• **TASK DETAILS**
Filter the lines below, copying only those with the string "физическим".

Data records
.....

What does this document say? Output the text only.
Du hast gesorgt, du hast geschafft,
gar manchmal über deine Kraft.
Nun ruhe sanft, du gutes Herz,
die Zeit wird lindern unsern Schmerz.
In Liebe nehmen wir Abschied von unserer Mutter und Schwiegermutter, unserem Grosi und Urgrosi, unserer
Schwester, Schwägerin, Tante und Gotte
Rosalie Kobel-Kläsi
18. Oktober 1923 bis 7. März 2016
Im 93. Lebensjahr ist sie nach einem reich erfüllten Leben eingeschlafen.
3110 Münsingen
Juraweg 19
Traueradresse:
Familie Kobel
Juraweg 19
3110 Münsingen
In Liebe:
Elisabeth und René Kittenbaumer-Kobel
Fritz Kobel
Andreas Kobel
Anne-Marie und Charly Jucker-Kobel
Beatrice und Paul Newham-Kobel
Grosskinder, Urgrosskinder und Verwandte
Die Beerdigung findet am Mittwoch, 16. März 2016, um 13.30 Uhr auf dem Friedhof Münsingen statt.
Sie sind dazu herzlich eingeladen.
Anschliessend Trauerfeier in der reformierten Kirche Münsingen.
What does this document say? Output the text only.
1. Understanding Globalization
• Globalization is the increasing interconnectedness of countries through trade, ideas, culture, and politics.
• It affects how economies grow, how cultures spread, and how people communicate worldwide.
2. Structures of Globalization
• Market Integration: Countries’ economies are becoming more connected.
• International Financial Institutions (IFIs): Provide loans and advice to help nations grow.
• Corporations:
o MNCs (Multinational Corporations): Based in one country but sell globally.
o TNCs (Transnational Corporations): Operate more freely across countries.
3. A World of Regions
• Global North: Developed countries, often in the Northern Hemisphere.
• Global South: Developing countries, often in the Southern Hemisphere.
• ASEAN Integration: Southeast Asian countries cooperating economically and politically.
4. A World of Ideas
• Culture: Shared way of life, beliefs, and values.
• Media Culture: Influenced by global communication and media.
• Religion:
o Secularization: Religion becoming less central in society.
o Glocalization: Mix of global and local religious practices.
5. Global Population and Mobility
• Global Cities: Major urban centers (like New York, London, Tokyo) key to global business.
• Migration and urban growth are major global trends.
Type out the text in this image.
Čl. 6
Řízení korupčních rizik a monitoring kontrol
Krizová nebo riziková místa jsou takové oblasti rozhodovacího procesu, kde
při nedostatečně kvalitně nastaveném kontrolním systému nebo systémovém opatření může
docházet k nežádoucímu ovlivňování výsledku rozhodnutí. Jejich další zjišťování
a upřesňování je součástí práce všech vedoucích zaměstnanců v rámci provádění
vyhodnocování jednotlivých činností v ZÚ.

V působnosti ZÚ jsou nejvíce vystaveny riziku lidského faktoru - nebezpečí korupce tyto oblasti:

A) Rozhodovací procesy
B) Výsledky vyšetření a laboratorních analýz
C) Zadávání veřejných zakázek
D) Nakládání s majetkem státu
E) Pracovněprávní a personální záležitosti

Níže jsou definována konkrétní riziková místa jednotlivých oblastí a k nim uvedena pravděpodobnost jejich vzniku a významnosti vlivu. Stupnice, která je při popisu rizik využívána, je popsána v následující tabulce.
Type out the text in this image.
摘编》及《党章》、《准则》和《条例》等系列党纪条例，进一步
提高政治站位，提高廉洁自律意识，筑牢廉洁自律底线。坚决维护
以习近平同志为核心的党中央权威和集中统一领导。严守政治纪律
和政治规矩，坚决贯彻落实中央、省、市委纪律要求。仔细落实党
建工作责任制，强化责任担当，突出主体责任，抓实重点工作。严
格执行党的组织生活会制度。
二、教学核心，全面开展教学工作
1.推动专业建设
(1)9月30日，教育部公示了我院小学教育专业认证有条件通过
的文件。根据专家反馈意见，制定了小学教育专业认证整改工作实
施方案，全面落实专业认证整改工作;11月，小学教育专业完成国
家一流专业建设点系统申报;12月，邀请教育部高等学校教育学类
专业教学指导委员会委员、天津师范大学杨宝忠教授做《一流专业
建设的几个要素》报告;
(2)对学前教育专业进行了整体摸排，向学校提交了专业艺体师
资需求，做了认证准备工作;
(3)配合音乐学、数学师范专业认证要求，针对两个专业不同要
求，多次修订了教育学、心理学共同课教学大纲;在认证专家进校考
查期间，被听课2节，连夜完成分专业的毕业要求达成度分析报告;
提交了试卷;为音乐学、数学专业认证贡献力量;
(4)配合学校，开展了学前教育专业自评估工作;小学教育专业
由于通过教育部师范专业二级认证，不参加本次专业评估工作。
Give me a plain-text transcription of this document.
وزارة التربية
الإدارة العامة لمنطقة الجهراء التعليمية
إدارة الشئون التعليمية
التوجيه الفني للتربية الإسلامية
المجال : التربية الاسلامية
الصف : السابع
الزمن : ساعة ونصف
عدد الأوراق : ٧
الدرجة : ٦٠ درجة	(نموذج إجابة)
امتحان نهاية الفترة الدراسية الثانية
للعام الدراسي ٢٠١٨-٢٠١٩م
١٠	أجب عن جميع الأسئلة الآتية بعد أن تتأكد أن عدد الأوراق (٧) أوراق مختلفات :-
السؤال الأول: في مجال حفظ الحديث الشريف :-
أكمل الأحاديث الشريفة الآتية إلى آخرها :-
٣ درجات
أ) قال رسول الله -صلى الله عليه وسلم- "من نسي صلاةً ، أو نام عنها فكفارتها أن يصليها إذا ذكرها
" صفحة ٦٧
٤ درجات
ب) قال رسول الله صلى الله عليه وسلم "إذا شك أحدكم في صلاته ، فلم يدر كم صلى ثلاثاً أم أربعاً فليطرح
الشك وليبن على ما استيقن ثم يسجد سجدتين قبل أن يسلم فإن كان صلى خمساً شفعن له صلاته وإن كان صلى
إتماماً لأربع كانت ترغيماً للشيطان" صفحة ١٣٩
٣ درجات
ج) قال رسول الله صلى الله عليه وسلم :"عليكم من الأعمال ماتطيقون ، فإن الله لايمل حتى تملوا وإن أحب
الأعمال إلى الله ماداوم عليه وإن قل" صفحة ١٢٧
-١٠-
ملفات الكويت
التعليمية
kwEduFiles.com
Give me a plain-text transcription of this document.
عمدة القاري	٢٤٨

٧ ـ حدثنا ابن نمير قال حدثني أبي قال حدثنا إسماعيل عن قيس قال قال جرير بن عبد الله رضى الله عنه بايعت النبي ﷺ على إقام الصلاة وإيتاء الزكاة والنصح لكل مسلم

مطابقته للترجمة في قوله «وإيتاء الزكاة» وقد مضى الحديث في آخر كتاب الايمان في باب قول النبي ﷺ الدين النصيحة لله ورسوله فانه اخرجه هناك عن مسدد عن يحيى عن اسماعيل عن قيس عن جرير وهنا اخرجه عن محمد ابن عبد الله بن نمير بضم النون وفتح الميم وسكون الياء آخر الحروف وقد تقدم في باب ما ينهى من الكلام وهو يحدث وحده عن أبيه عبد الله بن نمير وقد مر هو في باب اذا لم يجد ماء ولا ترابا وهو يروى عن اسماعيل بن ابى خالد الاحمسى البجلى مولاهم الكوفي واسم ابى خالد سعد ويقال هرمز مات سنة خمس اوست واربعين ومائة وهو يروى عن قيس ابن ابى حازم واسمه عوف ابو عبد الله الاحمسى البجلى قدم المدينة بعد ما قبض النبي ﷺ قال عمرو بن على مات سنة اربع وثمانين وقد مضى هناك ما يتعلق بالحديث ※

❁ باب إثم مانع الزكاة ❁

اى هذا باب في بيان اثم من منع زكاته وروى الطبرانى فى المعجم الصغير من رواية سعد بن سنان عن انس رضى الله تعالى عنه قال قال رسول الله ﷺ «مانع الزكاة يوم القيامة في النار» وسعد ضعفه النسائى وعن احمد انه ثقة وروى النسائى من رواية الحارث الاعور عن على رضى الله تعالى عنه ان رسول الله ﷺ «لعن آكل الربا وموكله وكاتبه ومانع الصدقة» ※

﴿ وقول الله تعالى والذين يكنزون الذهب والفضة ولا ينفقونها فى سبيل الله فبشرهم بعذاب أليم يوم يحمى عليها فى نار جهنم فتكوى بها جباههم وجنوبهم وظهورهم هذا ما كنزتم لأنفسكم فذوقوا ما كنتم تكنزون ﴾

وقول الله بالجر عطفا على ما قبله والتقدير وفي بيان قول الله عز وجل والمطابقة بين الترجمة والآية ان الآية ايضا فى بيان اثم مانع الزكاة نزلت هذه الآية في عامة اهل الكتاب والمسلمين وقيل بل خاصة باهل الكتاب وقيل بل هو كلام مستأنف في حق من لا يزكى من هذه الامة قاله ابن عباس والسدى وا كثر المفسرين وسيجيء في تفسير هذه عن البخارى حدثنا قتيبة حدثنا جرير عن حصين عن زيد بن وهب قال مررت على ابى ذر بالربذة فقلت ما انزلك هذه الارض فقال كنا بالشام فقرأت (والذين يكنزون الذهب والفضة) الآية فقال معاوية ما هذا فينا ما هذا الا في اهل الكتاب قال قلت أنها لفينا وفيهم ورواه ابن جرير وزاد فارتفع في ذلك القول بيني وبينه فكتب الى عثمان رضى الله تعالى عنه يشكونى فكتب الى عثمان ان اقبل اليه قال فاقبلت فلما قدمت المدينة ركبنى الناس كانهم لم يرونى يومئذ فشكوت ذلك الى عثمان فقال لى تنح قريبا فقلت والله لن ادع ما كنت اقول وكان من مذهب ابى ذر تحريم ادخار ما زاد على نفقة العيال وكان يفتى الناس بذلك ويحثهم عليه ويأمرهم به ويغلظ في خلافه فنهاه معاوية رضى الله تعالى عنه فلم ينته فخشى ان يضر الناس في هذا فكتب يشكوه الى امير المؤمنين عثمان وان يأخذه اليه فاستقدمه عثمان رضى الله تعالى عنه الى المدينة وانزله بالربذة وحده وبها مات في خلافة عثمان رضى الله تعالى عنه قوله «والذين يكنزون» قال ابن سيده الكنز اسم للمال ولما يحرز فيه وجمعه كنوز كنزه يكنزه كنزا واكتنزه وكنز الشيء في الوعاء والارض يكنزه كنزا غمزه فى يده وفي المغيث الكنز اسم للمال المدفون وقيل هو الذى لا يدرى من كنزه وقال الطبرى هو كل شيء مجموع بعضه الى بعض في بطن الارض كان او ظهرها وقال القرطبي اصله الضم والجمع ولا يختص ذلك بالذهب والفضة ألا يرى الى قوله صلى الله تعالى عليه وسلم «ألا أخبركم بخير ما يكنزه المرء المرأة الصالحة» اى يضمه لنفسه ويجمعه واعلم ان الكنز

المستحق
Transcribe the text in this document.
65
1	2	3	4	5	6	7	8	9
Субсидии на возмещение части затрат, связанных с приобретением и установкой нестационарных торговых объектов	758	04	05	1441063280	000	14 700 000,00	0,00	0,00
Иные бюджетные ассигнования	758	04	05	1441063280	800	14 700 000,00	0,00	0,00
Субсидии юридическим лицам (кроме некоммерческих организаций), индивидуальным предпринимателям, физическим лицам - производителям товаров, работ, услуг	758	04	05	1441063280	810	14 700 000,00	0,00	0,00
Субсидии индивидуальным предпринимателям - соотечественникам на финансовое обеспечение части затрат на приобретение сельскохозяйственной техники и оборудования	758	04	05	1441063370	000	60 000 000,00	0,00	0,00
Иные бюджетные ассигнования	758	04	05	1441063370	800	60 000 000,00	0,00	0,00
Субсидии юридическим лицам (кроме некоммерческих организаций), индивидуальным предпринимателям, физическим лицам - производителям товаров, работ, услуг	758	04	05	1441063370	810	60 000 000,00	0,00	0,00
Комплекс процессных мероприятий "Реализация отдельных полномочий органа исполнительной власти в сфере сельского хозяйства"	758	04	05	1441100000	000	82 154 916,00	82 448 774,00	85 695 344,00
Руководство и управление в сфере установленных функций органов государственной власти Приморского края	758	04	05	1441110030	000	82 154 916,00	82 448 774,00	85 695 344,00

.....

• **FULL ANSWER**
Субсидии юридическим лицам (кроме некоммерческих организаций), индивидуальным предпринимателям, физическим лицам - производителям товаров, работ, услуг	758	04	05	1441063280	810	14 700 000,00	0,00	0,00
Субсидии юридическим лицам (кроме некоммерческих организаций), индивидуальным предпринимателям, физическим лицам - производителям товаров, работ, услуг	758	04	05	1441063370	810	60 000 000,00	0,00	0,00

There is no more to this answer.